━━━ EXERCISE MATERIAL

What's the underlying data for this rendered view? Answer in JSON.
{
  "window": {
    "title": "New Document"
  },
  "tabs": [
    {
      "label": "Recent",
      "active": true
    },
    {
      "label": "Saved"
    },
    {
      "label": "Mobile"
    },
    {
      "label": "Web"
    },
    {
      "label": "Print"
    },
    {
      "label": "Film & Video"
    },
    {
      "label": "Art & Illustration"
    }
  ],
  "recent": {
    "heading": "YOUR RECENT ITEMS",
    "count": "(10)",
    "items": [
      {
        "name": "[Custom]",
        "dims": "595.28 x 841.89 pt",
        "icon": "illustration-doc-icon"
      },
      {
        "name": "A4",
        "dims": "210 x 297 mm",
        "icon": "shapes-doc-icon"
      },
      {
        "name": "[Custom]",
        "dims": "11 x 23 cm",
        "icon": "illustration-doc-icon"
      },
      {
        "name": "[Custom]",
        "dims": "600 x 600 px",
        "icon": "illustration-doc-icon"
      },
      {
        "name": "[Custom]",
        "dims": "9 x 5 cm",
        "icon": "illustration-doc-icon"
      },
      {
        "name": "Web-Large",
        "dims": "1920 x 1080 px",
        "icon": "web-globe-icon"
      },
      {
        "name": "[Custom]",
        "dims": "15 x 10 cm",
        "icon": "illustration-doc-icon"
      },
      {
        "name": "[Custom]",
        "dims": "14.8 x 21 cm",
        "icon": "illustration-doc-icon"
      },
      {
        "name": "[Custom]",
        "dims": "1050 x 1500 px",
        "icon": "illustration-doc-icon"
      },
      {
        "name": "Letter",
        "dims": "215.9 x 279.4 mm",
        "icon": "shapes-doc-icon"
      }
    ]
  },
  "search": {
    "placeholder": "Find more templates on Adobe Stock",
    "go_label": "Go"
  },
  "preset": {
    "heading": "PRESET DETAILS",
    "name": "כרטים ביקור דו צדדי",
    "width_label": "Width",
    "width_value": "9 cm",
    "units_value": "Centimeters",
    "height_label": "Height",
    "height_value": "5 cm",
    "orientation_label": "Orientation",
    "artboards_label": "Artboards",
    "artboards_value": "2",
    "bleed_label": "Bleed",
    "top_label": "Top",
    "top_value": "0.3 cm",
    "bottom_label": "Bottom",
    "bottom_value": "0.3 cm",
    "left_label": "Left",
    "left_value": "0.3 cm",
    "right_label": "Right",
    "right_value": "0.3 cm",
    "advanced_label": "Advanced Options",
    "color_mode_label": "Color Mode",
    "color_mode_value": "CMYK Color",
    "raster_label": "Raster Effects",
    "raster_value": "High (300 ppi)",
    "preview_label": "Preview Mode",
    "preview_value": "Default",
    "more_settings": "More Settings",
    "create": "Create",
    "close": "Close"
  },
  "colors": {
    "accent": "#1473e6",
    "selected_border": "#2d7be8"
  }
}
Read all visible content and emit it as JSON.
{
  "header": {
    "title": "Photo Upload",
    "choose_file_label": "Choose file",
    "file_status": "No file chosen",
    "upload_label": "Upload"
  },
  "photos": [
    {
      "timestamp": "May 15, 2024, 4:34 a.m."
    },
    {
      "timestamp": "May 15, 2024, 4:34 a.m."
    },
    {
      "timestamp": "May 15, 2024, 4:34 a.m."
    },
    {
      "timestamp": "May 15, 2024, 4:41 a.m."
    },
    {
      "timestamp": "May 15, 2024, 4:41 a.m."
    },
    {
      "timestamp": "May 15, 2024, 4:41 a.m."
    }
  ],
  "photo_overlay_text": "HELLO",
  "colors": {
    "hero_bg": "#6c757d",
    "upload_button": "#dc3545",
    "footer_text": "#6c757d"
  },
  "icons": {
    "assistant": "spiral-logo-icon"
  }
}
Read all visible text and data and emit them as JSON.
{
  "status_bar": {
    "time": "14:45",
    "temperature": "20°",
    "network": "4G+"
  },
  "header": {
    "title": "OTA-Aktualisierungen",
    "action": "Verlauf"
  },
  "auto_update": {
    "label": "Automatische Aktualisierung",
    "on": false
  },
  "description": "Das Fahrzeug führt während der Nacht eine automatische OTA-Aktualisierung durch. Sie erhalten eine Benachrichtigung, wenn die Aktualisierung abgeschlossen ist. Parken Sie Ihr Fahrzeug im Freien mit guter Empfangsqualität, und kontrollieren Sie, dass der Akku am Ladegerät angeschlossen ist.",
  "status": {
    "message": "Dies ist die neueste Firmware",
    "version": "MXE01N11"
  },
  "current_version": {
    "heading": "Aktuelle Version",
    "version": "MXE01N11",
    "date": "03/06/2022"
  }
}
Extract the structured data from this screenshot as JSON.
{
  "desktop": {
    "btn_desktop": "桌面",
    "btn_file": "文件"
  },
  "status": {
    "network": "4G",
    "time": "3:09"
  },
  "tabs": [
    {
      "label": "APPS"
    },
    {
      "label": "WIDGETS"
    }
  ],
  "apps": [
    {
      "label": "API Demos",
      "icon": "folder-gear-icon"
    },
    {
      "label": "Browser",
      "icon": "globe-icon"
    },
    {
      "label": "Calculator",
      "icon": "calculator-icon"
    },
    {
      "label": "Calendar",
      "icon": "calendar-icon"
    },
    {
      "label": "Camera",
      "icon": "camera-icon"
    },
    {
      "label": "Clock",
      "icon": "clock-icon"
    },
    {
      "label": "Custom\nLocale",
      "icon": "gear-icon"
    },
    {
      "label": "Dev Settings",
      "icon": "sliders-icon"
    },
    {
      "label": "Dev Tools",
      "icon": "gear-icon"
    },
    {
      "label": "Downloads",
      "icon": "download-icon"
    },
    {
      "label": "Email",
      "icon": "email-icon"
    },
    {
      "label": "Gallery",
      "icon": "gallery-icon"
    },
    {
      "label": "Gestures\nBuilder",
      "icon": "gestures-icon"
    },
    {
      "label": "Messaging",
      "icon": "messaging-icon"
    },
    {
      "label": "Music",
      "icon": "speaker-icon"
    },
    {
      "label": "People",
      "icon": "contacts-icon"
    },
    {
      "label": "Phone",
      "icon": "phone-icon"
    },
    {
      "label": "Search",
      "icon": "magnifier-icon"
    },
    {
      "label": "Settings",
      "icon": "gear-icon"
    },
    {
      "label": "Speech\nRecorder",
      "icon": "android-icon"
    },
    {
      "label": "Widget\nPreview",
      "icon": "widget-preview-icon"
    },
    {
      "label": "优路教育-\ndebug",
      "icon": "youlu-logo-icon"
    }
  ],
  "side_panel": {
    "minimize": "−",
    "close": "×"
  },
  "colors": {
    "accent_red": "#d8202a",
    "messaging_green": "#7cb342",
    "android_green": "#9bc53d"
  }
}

━━━━━━

*DIRECTIONS*: Transcribe only the trailing portion of the entries above: the line that contains "Extract the structured" and each line after it.

*REPLY*:
Extract the structured data from this screenshot as JSON.
{
  "desktop": {
    "btn_desktop": "桌面",
    "btn_file": "文件"
  },
  "status": {
    "network": "4G",
    "time": "3:09"
  },
  "tabs": [
    {
      "label": "APPS"
    },
    {
      "label": "WIDGETS"
    }
  ],
  "apps": [
    {
      "label": "API Demos",
      "icon": "folder-gear-icon"
    },
    {
      "label": "Browser",
      "icon": "globe-icon"
    },
    {
      "label": "Calculator",
      "icon": "calculator-icon"
    },
    {
      "label": "Calendar",
      "icon": "calendar-icon"
    },
    {
      "label": "Camera",
      "icon": "camera-icon"
    },
    {
      "label": "Clock",
      "icon": "clock-icon"
    },
    {
      "label": "Custom\nLocale",
      "icon": "gear-icon"
    },
    {
      "label": "Dev Settings",
      "icon": "sliders-icon"
    },
    {
      "label": "Dev Tools",
      "icon": "gear-icon"
    },
    {
      "label": "Downloads",
      "icon": "download-icon"
    },
    {
      "label": "Email",
      "icon": "email-icon"
    },
    {
      "label": "Gallery",
      "icon": "gallery-icon"
    },
    {
      "label": "Gestures\nBuilder",
      "icon": "gestures-icon"
    },
    {
      "label": "Messaging",
      "icon": "messaging-icon"
    },
    {
      "label": "Music",
      "icon": "speaker-icon"
    },
    {
      "label": "People",
      "icon": "contacts-icon"
    },
    {
      "label": "Phone",
      "icon": "phone-icon"
    },
    {
      "label": "Search",
      "icon": "magnifier-icon"
    },
    {
      "label": "Settings",
      "icon": "gear-icon"
    },
    {
      "label": "Speech\nRecorder",
      "icon": "android-icon"
    },
    {
      "label": "Widget\nPreview",
      "icon": "widget-preview-icon"
    },
    {
      "label": "优路教育-\ndebug",
      "icon": "youlu-logo-icon"
    }
  ],
  "side_panel": {
    "minimize": "−",
    "close": "×"
  },
  "colors": {
    "accent_red": "#d8202a",
    "messaging_green": "#7cb342",
    "android_green": "#9bc53d"
  }
}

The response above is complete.